◆ RECORDS FOR THIS EXERCISE
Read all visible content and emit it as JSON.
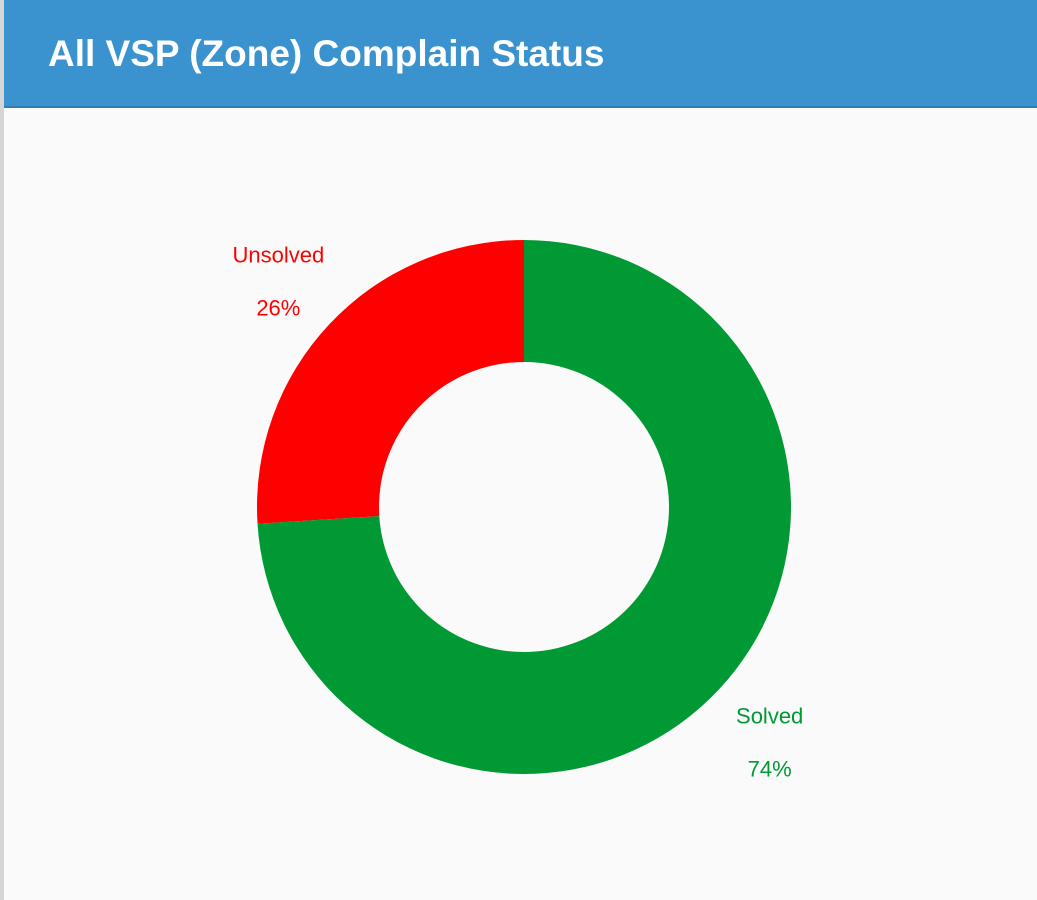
{
  "panel": {
    "title": "All VSP (Zone) Complain Status"
  },
  "colors": {
    "header": "#3a93cf",
    "solved": "#009933",
    "unsolved": "#ff0000"
  },
  "chart_data": {
    "type": "pie",
    "donut": true,
    "title": "",
    "slices": [
      {
        "label": "Unsolved",
        "value": 26,
        "percent_label": "26%",
        "color": "#ff0000"
      },
      {
        "label": "Solved",
        "value": 74,
        "percent_label": "74%",
        "color": "#009933"
      }
    ],
    "start_angle_deg": 0,
    "direction": "counterclockwise",
    "legend": "none",
    "data_labels": "outside"
  }
}
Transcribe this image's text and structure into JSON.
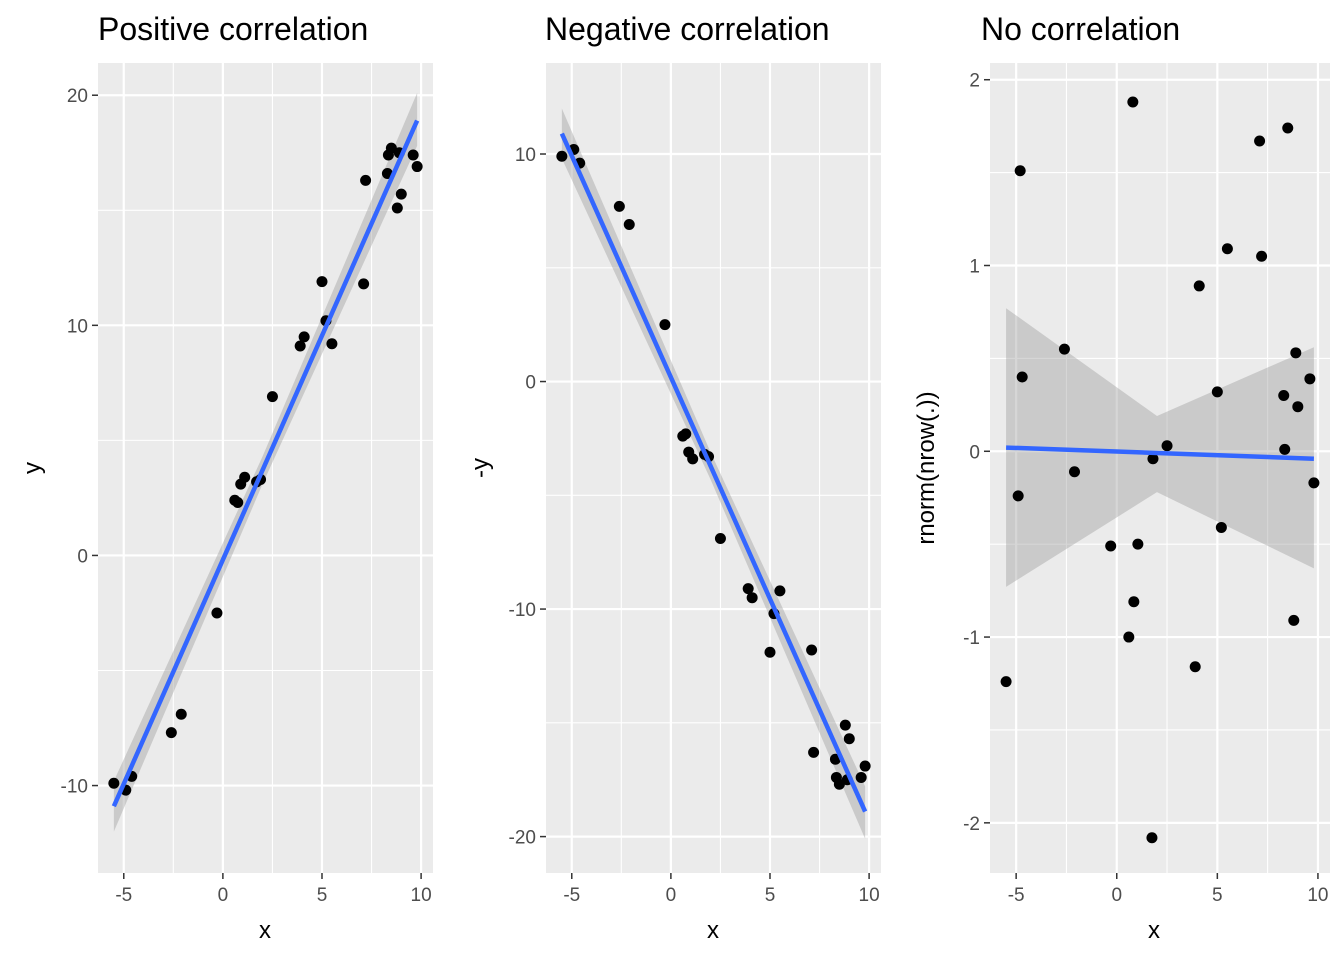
{
  "chart_data": [
    {
      "type": "scatter",
      "title": "Positive correlation",
      "xlabel": "x",
      "ylabel": "y",
      "xlim": [
        -6.3,
        10.6
      ],
      "ylim": [
        -13.8,
        21.4
      ],
      "xticks": [
        -5,
        0,
        5,
        10
      ],
      "yticks": [
        -10,
        0,
        10,
        20
      ],
      "xtick_labels": [
        "-5",
        "0",
        "5",
        "10"
      ],
      "ytick_labels": [
        "-10",
        "0",
        "10",
        "20"
      ],
      "grid": true,
      "points": {
        "x": [
          -5.5,
          -4.9,
          -4.6,
          -2.6,
          -2.1,
          -0.3,
          0.6,
          0.75,
          0.9,
          1.1,
          1.7,
          1.9,
          2.5,
          3.9,
          4.1,
          5.0,
          5.2,
          5.5,
          7.1,
          7.2,
          8.3,
          8.35,
          8.5,
          8.8,
          8.9,
          9.0,
          9.6,
          9.8
        ],
        "y": [
          -9.9,
          -10.2,
          -9.6,
          -7.7,
          -6.9,
          -2.5,
          2.4,
          2.3,
          3.1,
          3.4,
          3.2,
          3.3,
          6.9,
          9.1,
          9.5,
          11.9,
          10.2,
          9.2,
          11.8,
          16.3,
          16.6,
          17.4,
          17.7,
          15.1,
          17.5,
          15.7,
          17.4,
          16.9
        ]
      },
      "fit": {
        "x": [
          -5.5,
          9.8
        ],
        "y": [
          -10.9,
          18.9
        ]
      },
      "ci": {
        "x": [
          -5.5,
          2.0,
          9.8
        ],
        "upper": [
          -9.8,
          4.3,
          20.1
        ],
        "lower": [
          -12.0,
          3.1,
          17.8
        ]
      }
    },
    {
      "type": "scatter",
      "title": "Negative correlation",
      "xlabel": "x",
      "ylabel": "-y",
      "xlim": [
        -6.3,
        10.6
      ],
      "ylim": [
        -21.6,
        14.0
      ],
      "xticks": [
        -5,
        0,
        5,
        10
      ],
      "yticks": [
        -20,
        -10,
        0,
        10
      ],
      "xtick_labels": [
        "-5",
        "0",
        "5",
        "10"
      ],
      "ytick_labels": [
        "-20",
        "-10",
        "0",
        "10"
      ],
      "grid": true,
      "points": {
        "x": [
          -5.5,
          -4.9,
          -4.6,
          -2.6,
          -2.1,
          -0.3,
          0.6,
          0.75,
          0.9,
          1.1,
          1.7,
          1.9,
          2.5,
          3.9,
          4.1,
          5.0,
          5.2,
          5.5,
          7.1,
          7.2,
          8.3,
          8.35,
          8.5,
          8.8,
          8.9,
          9.0,
          9.6,
          9.8
        ],
        "y": [
          9.9,
          10.2,
          9.6,
          7.7,
          6.9,
          2.5,
          -2.4,
          -2.3,
          -3.1,
          -3.4,
          -3.2,
          -3.3,
          -6.9,
          -9.1,
          -9.5,
          -11.9,
          -10.2,
          -9.2,
          -11.8,
          -16.3,
          -16.6,
          -17.4,
          -17.7,
          -15.1,
          -17.5,
          -15.7,
          -17.4,
          -16.9
        ]
      },
      "fit": {
        "x": [
          -5.5,
          9.8
        ],
        "y": [
          10.9,
          -18.9
        ]
      },
      "ci": {
        "x": [
          -5.5,
          2.0,
          9.8
        ],
        "upper": [
          12.0,
          -3.1,
          -17.8
        ],
        "lower": [
          9.8,
          -4.3,
          -20.1
        ]
      }
    },
    {
      "type": "scatter",
      "title": "No correlation",
      "xlabel": "x",
      "ylabel": "rnorm(nrow(.))",
      "xlim": [
        -6.3,
        10.6
      ],
      "ylim": [
        -2.27,
        2.09
      ],
      "xticks": [
        -5,
        0,
        5,
        10
      ],
      "yticks": [
        -2,
        -1,
        0,
        1,
        2
      ],
      "xtick_labels": [
        "-5",
        "0",
        "5",
        "10"
      ],
      "ytick_labels": [
        "-2",
        "-1",
        "0",
        "1",
        "2"
      ],
      "grid": true,
      "points": {
        "x": [
          -5.5,
          -4.9,
          -4.8,
          -4.7,
          -2.6,
          -2.1,
          -0.3,
          0.6,
          0.8,
          0.85,
          1.05,
          1.8,
          1.75,
          2.5,
          3.9,
          4.1,
          5.0,
          5.2,
          5.5,
          7.1,
          7.2,
          8.3,
          8.35,
          8.5,
          8.8,
          8.9,
          9.0,
          9.6,
          9.8
        ],
        "y": [
          -1.24,
          -0.24,
          1.51,
          0.4,
          0.55,
          -0.11,
          -0.51,
          -1.0,
          1.88,
          -0.81,
          -0.5,
          -0.04,
          -2.08,
          0.03,
          -1.16,
          0.89,
          0.32,
          -0.41,
          1.09,
          1.67,
          1.05,
          0.3,
          0.01,
          1.74,
          -0.91,
          0.53,
          0.24,
          0.39,
          -0.17
        ]
      },
      "fit": {
        "x": [
          -5.5,
          9.8
        ],
        "y": [
          0.02,
          -0.04
        ]
      },
      "ci": {
        "x": [
          -5.5,
          2.0,
          9.8
        ],
        "upper": [
          0.77,
          0.19,
          0.56
        ],
        "lower": [
          -0.73,
          -0.22,
          -0.63
        ]
      }
    }
  ],
  "colors": {
    "panel_background": "#ebebeb",
    "grid": "#ffffff",
    "points": "#000000",
    "fit_line": "#3366ff",
    "ci_band": "#999999",
    "tick_labels": "#4d4d4d"
  }
}
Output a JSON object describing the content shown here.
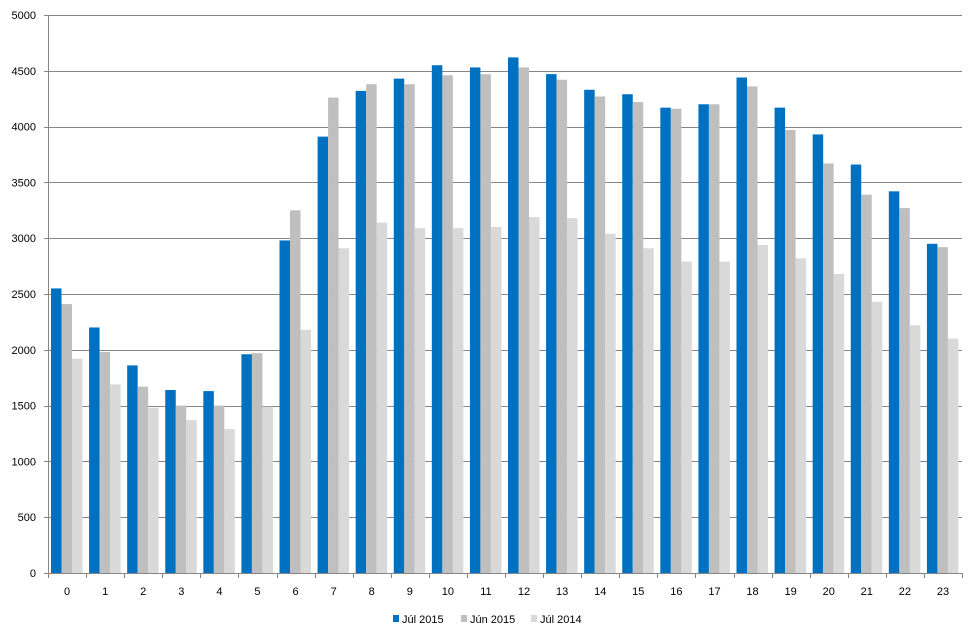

◆ WHAT NEEDS TO BE DONE
Of the lines in this listing, report how many contain the string "JSON", and give the number only.

◆ ANSWER TO THIS EXERCISE
3